Dataset items
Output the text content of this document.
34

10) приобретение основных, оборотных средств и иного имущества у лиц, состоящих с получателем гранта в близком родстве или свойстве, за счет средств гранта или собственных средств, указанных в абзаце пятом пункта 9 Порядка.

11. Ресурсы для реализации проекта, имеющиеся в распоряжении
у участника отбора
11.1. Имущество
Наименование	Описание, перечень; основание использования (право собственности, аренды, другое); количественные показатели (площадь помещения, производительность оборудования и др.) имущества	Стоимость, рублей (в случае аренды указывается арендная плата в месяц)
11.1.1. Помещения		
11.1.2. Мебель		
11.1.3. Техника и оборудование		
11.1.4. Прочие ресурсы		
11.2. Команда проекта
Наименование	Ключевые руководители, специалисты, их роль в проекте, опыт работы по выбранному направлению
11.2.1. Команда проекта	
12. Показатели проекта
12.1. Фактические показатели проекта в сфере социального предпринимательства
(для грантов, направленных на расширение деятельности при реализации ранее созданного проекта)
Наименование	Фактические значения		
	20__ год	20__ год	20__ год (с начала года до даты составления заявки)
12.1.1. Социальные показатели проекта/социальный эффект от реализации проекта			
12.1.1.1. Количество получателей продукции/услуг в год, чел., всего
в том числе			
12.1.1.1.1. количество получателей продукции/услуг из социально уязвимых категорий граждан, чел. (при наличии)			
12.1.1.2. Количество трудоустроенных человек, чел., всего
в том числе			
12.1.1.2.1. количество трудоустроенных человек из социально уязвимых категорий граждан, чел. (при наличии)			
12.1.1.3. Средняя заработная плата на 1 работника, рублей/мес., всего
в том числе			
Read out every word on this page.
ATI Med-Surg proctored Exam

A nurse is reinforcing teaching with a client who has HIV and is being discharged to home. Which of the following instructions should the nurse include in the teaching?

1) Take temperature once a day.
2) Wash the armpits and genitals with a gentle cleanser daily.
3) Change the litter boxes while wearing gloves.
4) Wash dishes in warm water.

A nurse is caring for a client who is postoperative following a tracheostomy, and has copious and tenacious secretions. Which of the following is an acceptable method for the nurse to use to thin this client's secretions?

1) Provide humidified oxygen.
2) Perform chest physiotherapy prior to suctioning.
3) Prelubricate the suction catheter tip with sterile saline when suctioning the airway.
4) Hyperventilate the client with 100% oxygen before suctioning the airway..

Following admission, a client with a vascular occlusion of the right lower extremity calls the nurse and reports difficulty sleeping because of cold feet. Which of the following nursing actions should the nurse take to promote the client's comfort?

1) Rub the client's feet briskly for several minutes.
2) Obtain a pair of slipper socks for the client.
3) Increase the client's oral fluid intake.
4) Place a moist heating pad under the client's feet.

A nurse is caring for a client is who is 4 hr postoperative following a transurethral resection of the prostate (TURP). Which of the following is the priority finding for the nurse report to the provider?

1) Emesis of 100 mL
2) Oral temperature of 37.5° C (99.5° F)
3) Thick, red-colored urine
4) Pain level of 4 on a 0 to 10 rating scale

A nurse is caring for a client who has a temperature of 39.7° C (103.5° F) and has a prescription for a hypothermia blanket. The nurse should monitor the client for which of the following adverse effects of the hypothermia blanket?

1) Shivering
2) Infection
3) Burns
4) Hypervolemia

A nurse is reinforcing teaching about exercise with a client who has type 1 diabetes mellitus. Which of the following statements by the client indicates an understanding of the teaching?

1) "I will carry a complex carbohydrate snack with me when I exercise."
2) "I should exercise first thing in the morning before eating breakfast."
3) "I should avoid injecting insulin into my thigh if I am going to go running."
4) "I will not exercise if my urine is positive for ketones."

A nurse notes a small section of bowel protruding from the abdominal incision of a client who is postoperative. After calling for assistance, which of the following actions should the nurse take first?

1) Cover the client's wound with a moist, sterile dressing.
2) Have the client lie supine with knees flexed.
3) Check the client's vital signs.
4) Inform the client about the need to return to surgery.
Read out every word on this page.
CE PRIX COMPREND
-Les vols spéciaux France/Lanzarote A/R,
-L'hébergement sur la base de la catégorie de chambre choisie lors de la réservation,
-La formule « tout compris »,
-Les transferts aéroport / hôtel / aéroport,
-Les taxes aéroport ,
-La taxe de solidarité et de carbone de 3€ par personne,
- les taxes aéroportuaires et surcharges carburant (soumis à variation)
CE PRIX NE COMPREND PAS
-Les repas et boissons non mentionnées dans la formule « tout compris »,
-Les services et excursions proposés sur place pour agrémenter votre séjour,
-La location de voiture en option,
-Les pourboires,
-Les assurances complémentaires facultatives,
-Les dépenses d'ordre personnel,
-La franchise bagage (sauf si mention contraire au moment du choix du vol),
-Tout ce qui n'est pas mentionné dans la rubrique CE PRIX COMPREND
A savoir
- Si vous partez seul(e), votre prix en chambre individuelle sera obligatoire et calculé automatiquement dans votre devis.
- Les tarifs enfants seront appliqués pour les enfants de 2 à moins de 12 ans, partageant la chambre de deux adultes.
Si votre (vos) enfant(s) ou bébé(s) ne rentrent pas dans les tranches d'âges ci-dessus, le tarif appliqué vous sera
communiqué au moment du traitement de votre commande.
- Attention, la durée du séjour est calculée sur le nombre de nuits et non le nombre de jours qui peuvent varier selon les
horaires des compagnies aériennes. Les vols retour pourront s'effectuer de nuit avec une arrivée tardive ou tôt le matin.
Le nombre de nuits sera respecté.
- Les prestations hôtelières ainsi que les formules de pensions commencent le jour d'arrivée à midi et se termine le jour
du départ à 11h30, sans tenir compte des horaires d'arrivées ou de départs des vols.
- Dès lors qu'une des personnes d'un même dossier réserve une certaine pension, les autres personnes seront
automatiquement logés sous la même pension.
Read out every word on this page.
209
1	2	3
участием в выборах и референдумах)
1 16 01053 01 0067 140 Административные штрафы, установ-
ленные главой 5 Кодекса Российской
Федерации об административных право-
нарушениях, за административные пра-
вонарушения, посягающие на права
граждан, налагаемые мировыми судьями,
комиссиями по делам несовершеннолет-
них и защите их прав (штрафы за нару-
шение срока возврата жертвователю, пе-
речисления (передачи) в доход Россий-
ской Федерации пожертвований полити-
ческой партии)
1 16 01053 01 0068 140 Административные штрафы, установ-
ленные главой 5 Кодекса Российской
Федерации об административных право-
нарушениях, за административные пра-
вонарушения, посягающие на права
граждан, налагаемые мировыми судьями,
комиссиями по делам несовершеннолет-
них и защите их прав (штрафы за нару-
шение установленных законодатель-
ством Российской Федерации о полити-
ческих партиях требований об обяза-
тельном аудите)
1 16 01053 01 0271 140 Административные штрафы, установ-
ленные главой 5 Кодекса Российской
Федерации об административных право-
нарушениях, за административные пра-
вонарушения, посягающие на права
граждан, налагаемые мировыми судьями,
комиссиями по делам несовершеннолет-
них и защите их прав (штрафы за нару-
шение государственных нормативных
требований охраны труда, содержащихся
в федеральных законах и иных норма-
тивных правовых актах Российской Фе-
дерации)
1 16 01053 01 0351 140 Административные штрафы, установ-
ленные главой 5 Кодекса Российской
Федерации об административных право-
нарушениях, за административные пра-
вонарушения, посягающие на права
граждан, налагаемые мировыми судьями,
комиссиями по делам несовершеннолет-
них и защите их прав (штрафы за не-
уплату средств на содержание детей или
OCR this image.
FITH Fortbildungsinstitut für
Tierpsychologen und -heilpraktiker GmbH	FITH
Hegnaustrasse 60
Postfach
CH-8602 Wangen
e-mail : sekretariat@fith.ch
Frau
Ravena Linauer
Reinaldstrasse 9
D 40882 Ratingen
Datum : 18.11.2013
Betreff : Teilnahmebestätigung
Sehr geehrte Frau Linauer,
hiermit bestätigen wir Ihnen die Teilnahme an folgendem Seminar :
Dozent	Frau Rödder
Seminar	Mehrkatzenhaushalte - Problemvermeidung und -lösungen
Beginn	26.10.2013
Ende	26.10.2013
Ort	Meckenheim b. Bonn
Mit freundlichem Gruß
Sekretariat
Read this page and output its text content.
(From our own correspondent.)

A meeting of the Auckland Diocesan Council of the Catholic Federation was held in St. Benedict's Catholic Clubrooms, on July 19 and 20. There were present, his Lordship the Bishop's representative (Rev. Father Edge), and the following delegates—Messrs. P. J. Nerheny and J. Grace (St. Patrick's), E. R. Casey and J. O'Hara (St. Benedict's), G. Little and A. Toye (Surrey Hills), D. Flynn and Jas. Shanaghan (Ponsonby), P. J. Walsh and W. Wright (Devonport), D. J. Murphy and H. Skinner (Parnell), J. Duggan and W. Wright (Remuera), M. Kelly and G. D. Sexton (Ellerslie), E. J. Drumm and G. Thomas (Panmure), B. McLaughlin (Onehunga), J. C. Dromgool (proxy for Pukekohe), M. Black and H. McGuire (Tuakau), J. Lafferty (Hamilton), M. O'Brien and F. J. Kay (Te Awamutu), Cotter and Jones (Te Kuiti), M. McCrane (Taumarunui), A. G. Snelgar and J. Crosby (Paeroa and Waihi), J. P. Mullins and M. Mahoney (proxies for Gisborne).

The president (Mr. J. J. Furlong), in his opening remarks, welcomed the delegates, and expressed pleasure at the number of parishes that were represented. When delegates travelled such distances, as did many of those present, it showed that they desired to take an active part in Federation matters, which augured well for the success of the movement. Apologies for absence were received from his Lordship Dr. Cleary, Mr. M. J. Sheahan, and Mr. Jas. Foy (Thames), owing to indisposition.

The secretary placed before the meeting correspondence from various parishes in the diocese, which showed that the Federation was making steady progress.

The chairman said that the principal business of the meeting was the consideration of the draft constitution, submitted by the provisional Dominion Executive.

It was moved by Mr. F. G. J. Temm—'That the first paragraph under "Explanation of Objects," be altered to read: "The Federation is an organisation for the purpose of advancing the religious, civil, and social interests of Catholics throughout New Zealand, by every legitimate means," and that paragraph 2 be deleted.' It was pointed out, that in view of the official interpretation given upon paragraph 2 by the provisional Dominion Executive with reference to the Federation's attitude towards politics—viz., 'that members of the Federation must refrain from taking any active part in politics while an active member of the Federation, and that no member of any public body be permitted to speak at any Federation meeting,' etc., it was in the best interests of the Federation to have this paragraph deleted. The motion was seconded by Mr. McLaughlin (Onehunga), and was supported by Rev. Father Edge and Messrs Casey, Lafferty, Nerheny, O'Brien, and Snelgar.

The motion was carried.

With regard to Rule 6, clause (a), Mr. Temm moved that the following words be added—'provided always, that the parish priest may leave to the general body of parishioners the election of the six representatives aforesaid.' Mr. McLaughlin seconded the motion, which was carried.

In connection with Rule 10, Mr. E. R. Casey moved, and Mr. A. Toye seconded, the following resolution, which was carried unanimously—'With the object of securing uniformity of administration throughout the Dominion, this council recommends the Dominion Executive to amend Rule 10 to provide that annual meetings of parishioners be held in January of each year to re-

PROBLEM REQUIREMENTS: Which lines of the material contain the string "рублей"? List each of them.

TASK SOLUTION:
Наименование	Описание, перечень; основание использования (право собственности, аренды, другое); количественные показатели (площадь помещения, производительность оборудования и др.) имущества	Стоимость, рублей (в случае аренды указывается арендная плата в месяц)
12.1.1.3. Средняя заработная плата на 1 работника, рублей/мес., всего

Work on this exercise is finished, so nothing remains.